== WORK INSTRUCTIONS ==
Write out every record below exactly as it appears.

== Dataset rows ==

────

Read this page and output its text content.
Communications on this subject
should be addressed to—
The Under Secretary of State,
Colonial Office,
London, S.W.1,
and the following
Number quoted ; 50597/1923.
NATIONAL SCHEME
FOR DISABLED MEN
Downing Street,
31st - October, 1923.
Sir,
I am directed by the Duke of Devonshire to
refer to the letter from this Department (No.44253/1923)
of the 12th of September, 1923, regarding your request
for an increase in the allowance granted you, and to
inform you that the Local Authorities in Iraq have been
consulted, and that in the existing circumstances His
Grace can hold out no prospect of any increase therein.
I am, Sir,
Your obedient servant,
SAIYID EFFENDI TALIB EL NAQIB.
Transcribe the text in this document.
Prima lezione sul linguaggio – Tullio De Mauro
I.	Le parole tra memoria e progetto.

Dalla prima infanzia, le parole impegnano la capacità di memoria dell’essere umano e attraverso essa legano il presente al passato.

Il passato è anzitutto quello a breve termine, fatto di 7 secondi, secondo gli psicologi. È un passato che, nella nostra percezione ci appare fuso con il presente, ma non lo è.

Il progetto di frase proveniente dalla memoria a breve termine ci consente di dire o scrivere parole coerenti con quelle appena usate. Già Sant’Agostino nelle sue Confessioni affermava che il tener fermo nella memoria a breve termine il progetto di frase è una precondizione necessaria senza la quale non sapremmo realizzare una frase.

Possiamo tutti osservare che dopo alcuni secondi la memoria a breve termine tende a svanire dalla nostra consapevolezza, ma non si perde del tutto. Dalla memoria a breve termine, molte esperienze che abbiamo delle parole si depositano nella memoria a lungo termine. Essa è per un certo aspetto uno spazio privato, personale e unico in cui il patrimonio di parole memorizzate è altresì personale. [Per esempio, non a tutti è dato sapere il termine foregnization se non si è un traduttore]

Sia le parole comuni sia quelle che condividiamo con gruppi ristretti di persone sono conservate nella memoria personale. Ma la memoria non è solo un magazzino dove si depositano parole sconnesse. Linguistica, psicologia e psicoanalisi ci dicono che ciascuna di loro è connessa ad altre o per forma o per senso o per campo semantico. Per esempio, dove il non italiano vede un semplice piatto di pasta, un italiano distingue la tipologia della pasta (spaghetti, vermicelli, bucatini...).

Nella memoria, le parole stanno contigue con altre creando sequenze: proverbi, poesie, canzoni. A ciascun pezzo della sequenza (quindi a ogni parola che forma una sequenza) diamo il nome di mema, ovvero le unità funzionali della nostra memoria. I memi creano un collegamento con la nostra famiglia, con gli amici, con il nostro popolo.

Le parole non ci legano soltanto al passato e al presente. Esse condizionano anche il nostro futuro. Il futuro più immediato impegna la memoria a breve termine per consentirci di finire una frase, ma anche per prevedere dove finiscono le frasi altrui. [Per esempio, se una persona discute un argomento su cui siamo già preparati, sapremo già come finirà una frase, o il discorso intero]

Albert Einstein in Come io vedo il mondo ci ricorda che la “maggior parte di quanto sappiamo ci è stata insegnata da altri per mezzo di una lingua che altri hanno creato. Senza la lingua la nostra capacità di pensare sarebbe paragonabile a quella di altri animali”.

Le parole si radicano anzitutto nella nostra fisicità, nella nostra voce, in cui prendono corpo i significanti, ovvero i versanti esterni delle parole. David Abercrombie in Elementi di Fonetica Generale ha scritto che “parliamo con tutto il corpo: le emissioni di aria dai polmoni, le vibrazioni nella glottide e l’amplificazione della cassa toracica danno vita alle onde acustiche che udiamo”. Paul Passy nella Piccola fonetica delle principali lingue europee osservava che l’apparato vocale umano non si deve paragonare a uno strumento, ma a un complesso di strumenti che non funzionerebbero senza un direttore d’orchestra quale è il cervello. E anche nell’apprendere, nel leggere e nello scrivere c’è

────

== FINISHED EXERCISE ==
Read this page and output its text content.
Communications on this subject
should be addressed to—
The Under Secretary of State,
Colonial Office,
London, S.W.1,
and the following
Number quoted ; 50597/1923.
NATIONAL SCHEME
FOR DISABLED MEN
Downing Street,
31st - October, 1923.
Sir,
I am directed by the Duke of Devonshire to
refer to the letter from this Department (No.44253/1923)
of the 12th of September, 1923, regarding your request
for an increase in the allowance granted you, and to
inform you that the Local Authorities in Iraq have been
consulted, and that in the existing circumstances His
Grace can hold out no prospect of any increase therein.
I am, Sir,
Your obedient servant,
SAIYID EFFENDI TALIB EL NAQIB.
Transcribe the text in this document.
Prima lezione sul linguaggio – Tullio De Mauro
I.	Le parole tra memoria e progetto.

Dalla prima infanzia, le parole impegnano la capacità di memoria dell’essere umano e attraverso essa legano il presente al passato.

Il passato è anzitutto quello a breve termine, fatto di 7 secondi, secondo gli psicologi. È un passato che, nella nostra percezione ci appare fuso con il presente, ma non lo è.

Il progetto di frase proveniente dalla memoria a breve termine ci consente di dire o scrivere parole coerenti con quelle appena usate. Già Sant’Agostino nelle sue Confessioni affermava che il tener fermo nella memoria a breve termine il progetto di frase è una precondizione necessaria senza la quale non sapremmo realizzare una frase.

Possiamo tutti osservare che dopo alcuni secondi la memoria a breve termine tende a svanire dalla nostra consapevolezza, ma non si perde del tutto. Dalla memoria a breve termine, molte esperienze che abbiamo delle parole si depositano nella memoria a lungo termine. Essa è per un certo aspetto uno spazio privato, personale e unico in cui il patrimonio di parole memorizzate è altresì personale. [Per esempio, non a tutti è dato sapere il termine foregnization se non si è un traduttore]

Sia le parole comuni sia quelle che condividiamo con gruppi ristretti di persone sono conservate nella memoria personale. Ma la memoria non è solo un magazzino dove si depositano parole sconnesse. Linguistica, psicologia e psicoanalisi ci dicono che ciascuna di loro è connessa ad altre o per forma o per senso o per campo semantico. Per esempio, dove il non italiano vede un semplice piatto di pasta, un italiano distingue la tipologia della pasta (spaghetti, vermicelli, bucatini...).

Nella memoria, le parole stanno contigue con altre creando sequenze: proverbi, poesie, canzoni. A ciascun pezzo della sequenza (quindi a ogni parola che forma una sequenza) diamo il nome di mema, ovvero le unità funzionali della nostra memoria. I memi creano un collegamento con la nostra famiglia, con gli amici, con il nostro popolo.

Le parole non ci legano soltanto al passato e al presente. Esse condizionano anche il nostro futuro. Il futuro più immediato impegna la memoria a breve termine per consentirci di finire una frase, ma anche per prevedere dove finiscono le frasi altrui. [Per esempio, se una persona discute un argomento su cui siamo già preparati, sapremo già come finirà una frase, o il discorso intero]

Albert Einstein in Come io vedo il mondo ci ricorda che la “maggior parte di quanto sappiamo ci è stata insegnata da altri per mezzo di una lingua che altri hanno creato. Senza la lingua la nostra capacità di pensare sarebbe paragonabile a quella di altri animali”.

Le parole si radicano anzitutto nella nostra fisicità, nella nostra voce, in cui prendono corpo i significanti, ovvero i versanti esterni delle parole. David Abercrombie in Elementi di Fonetica Generale ha scritto che “parliamo con tutto il corpo: le emissioni di aria dai polmoni, le vibrazioni nella glottide e l’amplificazione della cassa toracica danno vita alle onde acustiche che udiamo”. Paul Passy nella Piccola fonetica delle principali lingue europee osservava che l’apparato vocale umano non si deve paragonare a uno strumento, ma a un complesso di strumenti che non funzionerebbero senza un direttore d’orchestra quale è il cervello. E anche nell’apprendere, nel leggere e nello scrivere c’è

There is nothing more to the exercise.